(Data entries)
* start *

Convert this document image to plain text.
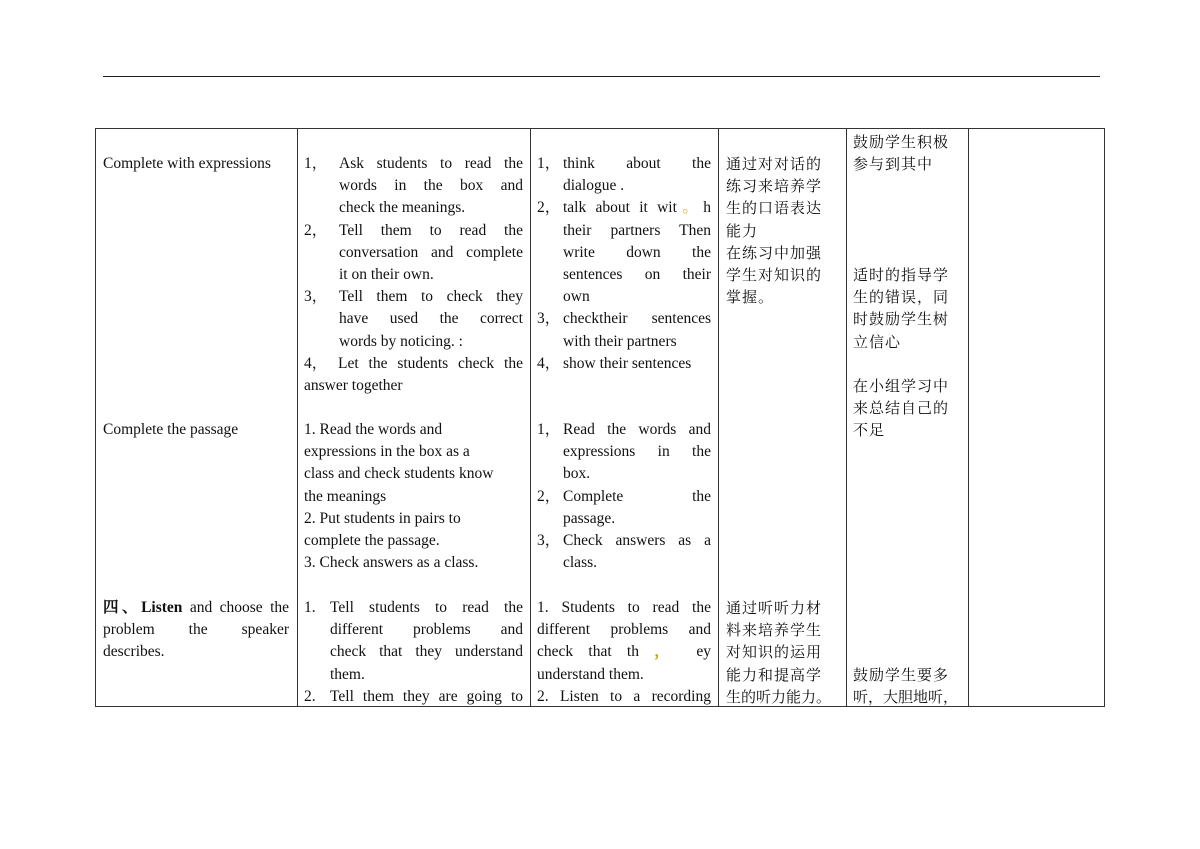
Complete with expressions
Complete the passage
四、Listen and choose the
problem the speaker
describes.
1， Ask students to read the
words in the box and
check the meanings.
2， Tell them to read the
conversation and complete
it on their own.
3， Tell them to check they
have used the correct
words by noticing. :
4， Let the students check the
answer together
1， think about the
dialogue .
2， talk about it wit。h
their partners Then
write down the
sentences on their
own
3， checktheir sentences
with their partners
4， show their sentences
通过对对话的
练习来培养学
生的口语表达
能力
在练习中加强
学生对知识的
掌握。
鼓励学生积极
参与到其中
适时的指导学
生的错误，同
时鼓励学生树
立信心
在小组学习中
来总结自己的
不足
1. Read the words and
expressions in the box as a
class and check students know
the meanings
2. Put students in pairs to
complete the passage.
3. Check answers as a class.
1， Read the words and
expressions in the
box.
2， Complete the
passage.
3， Check answers as a
class.
1. Tell students to read the
different problems and
check that they understand
them.
2. Tell them they are going to
1. Students to read the
different problems and
check that th ， ey
understand them.
2. Listen to a recording
通过听听力材
料来培养学生
对知识的运用
能力和提高学
生的听力能力。
鼓励学生要多
听，大胆地听，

* end *

Pick out and copy the lines of the entries that hold the string "they".

3， Tell them to check they
check that they understand
2. Tell them they are going to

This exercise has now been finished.